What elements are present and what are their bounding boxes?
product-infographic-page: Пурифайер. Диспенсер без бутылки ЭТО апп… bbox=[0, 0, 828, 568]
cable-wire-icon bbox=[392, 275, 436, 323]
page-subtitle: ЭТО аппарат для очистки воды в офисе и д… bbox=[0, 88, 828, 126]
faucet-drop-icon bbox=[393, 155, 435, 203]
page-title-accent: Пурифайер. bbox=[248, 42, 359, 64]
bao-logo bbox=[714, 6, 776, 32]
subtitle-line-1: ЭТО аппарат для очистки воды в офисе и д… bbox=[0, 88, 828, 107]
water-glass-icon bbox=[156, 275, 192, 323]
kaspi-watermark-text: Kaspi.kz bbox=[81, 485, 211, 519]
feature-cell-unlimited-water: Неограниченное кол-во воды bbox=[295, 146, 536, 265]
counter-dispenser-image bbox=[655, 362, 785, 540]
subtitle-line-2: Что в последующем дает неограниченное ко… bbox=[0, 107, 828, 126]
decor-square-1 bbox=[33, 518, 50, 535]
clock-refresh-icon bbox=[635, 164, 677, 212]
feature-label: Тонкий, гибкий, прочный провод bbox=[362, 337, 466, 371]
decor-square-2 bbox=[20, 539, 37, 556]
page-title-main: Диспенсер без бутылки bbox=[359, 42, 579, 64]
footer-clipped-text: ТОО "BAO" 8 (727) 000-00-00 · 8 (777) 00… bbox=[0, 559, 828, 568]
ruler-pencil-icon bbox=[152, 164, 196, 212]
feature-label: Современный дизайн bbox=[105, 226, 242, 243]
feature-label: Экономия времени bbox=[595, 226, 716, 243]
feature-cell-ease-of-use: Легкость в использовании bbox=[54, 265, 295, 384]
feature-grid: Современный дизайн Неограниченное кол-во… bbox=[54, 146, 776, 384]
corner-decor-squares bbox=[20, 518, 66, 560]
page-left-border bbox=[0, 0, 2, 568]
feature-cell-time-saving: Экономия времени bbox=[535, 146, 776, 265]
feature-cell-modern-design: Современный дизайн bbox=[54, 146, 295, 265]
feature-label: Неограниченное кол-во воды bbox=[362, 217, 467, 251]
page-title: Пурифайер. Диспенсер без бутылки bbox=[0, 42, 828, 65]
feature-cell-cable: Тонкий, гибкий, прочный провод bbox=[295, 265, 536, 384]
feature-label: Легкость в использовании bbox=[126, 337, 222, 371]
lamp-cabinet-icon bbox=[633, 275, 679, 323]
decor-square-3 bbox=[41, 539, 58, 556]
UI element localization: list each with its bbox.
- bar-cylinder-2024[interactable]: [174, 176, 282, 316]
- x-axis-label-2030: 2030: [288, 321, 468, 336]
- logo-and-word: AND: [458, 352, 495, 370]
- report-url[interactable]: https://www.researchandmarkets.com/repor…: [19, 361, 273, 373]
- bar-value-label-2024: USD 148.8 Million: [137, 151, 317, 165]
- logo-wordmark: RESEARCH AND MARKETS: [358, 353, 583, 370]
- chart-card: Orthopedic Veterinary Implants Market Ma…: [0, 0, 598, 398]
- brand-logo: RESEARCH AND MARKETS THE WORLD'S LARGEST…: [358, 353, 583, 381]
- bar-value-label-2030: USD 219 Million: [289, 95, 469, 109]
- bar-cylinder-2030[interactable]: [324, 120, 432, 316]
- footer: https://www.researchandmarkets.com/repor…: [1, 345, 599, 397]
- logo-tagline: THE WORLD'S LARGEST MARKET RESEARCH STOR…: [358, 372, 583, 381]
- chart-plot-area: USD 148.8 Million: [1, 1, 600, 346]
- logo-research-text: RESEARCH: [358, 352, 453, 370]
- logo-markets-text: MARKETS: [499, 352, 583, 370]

▸ TASK INSTRUCTIONS: Copy out all of the material above, replacing every "feature-label" with "feature-caption" and leaving everything else unchanged.

▸ RESULT FOR THIS EXERCISE:
What elements are present and what are their bounding boxes?
product-infographic-page: Пурифайер. Диспенсер без бутылки ЭТО апп… bbox=[0, 0, 828, 568]
cable-wire-icon bbox=[392, 275, 436, 323]
page-subtitle: ЭТО аппарат для очистки воды в офисе и д… bbox=[0, 88, 828, 126]
faucet-drop-icon bbox=[393, 155, 435, 203]
page-title-accent: Пурифайер. bbox=[248, 42, 359, 64]
bao-logo bbox=[714, 6, 776, 32]
subtitle-line-1: ЭТО аппарат для очистки воды в офисе и д… bbox=[0, 88, 828, 107]
water-glass-icon bbox=[156, 275, 192, 323]
kaspi-watermark-text: Kaspi.kz bbox=[81, 485, 211, 519]
feature-cell-unlimited-water: Неограниченное кол-во воды bbox=[295, 146, 536, 265]
counter-dispenser-image bbox=[655, 362, 785, 540]
subtitle-line-2: Что в последующем дает неограниченное ко… bbox=[0, 107, 828, 126]
decor-square-1 bbox=[33, 518, 50, 535]
clock-refresh-icon bbox=[635, 164, 677, 212]
feature-caption: Тонкий, гибкий, прочный провод bbox=[362, 337, 466, 371]
decor-square-2 bbox=[20, 539, 37, 556]
page-title-main: Диспенсер без бутылки bbox=[359, 42, 579, 64]
footer-clipped-text: ТОО "BAO" 8 (727) 000-00-00 · 8 (777) 00… bbox=[0, 559, 828, 568]
ruler-pencil-icon bbox=[152, 164, 196, 212]
feature-caption: Современный дизайн bbox=[105, 226, 242, 243]
feature-caption: Экономия времени bbox=[595, 226, 716, 243]
feature-cell-ease-of-use: Легкость в использовании bbox=[54, 265, 295, 384]
feature-grid: Современный дизайн Неограниченное кол-во… bbox=[54, 146, 776, 384]
corner-decor-squares bbox=[20, 518, 66, 560]
page-left-border bbox=[0, 0, 2, 568]
feature-cell-time-saving: Экономия времени bbox=[535, 146, 776, 265]
feature-cell-modern-design: Современный дизайн bbox=[54, 146, 295, 265]
feature-caption: Неограниченное кол-во воды bbox=[362, 217, 467, 251]
page-title: Пурифайер. Диспенсер без бутылки bbox=[0, 42, 828, 65]
feature-cell-cable: Тонкий, гибкий, прочный провод bbox=[295, 265, 536, 384]
feature-caption: Легкость в использовании bbox=[126, 337, 222, 371]
lamp-cabinet-icon bbox=[633, 275, 679, 323]
decor-square-3 bbox=[41, 539, 58, 556]
UI element localization: list each with its bbox.
- bar-cylinder-2024[interactable]: [174, 176, 282, 316]
- x-axis-label-2030: 2030: [288, 321, 468, 336]
- logo-and-word: AND: [458, 352, 495, 370]
- report-url[interactable]: https://www.researchandmarkets.com/repor…: [19, 361, 273, 373]
- bar-value-label-2024: USD 148.8 Million: [137, 151, 317, 165]
- logo-wordmark: RESEARCH AND MARKETS: [358, 353, 583, 370]
- chart-card: Orthopedic Veterinary Implants Market Ma…: [0, 0, 598, 398]
- brand-logo: RESEARCH AND MARKETS THE WORLD'S LARGEST…: [358, 353, 583, 381]
- bar-value-label-2030: USD 219 Million: [289, 95, 469, 109]
- bar-cylinder-2030[interactable]: [324, 120, 432, 316]
- footer: https://www.researchandmarkets.com/repor…: [1, 345, 599, 397]
- logo-tagline: THE WORLD'S LARGEST MARKET RESEARCH STOR…: [358, 372, 583, 381]
- chart-plot-area: USD 148.8 Million: [1, 1, 600, 346]
- logo-research-text: RESEARCH: [358, 352, 453, 370]
- logo-markets-text: MARKETS: [499, 352, 583, 370]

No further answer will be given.